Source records
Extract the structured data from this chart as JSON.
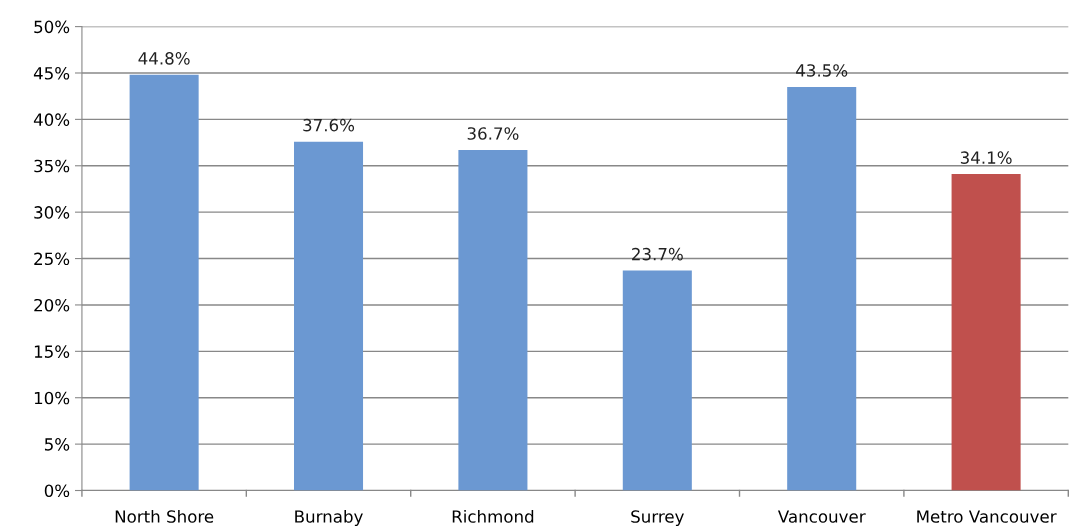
{
  "chart_data": {
    "type": "bar",
    "categories": [
      "North Shore",
      "Burnaby",
      "Richmond",
      "Surrey",
      "Vancouver",
      "Metro Vancouver"
    ],
    "values": [
      44.8,
      37.6,
      36.7,
      23.7,
      43.5,
      34.1
    ],
    "colors": [
      "#6b98d2",
      "#6b98d2",
      "#6b98d2",
      "#6b98d2",
      "#6b98d2",
      "#c0504d"
    ],
    "value_labels": [
      "44.8%",
      "37.6%",
      "36.7%",
      "23.7%",
      "43.5%",
      "34.1%"
    ],
    "ylim": [
      0,
      50
    ],
    "yticks": [
      {
        "value": 0,
        "label": "0%"
      },
      {
        "value": 5,
        "label": "5%"
      },
      {
        "value": 10,
        "label": "10%"
      },
      {
        "value": 15,
        "label": "15%"
      },
      {
        "value": 20,
        "label": "20%"
      },
      {
        "value": 25,
        "label": "25%"
      },
      {
        "value": 30,
        "label": "30%"
      },
      {
        "value": 35,
        "label": "35%"
      },
      {
        "value": 40,
        "label": "40%"
      },
      {
        "value": 45,
        "label": "45%"
      },
      {
        "value": 50,
        "label": "50%"
      }
    ],
    "grid": "y",
    "legend": false
  }
}
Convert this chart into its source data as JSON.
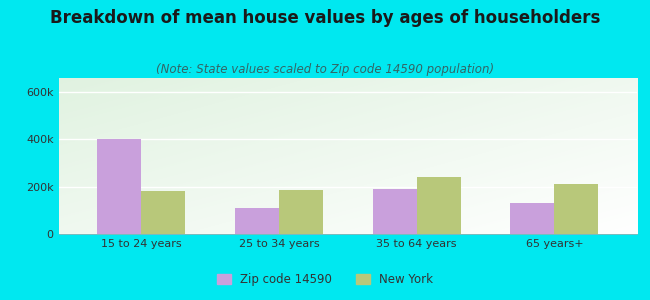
{
  "title": "Breakdown of mean house values by ages of householders",
  "subtitle": "(Note: State values scaled to Zip code 14590 population)",
  "categories": [
    "15 to 24 years",
    "25 to 34 years",
    "35 to 64 years",
    "65 years+"
  ],
  "zip_values": [
    400000,
    110000,
    190000,
    130000
  ],
  "ny_values": [
    180000,
    185000,
    240000,
    210000
  ],
  "zip_color": "#c9a0dc",
  "ny_color": "#b8c87a",
  "background_outer": "#00e8f0",
  "ylim": [
    0,
    660000
  ],
  "yticks": [
    0,
    200000,
    400000,
    600000
  ],
  "ytick_labels": [
    "0",
    "200k",
    "400k",
    "600k"
  ],
  "title_fontsize": 12,
  "subtitle_fontsize": 8.5,
  "legend_label_zip": "Zip code 14590",
  "legend_label_ny": "New York",
  "bar_width": 0.32
}
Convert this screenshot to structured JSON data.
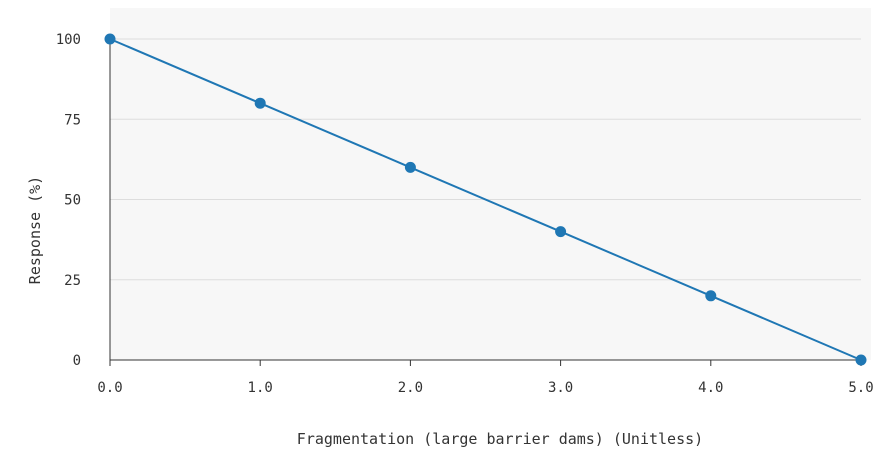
{
  "chart_data": {
    "type": "line",
    "title": "",
    "xlabel": "Fragmentation (large barrier dams) (Unitless)",
    "ylabel": "Response (%)",
    "xlim": [
      0,
      5
    ],
    "ylim": [
      0,
      100
    ],
    "x_ticks": [
      "0.0",
      "1.0",
      "2.0",
      "3.0",
      "4.0",
      "5.0"
    ],
    "y_ticks": [
      "0",
      "25",
      "50",
      "75",
      "100"
    ],
    "grid": true,
    "series": [
      {
        "x": [
          0,
          1,
          2,
          3,
          4,
          5
        ],
        "y": [
          100,
          80,
          60,
          40,
          20,
          0
        ],
        "color": "#1f77b4"
      }
    ]
  }
}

**What is being asked**
Above are the entries; count how many of their lines contain the word "JSON" and give only that number.

**Correct output**
3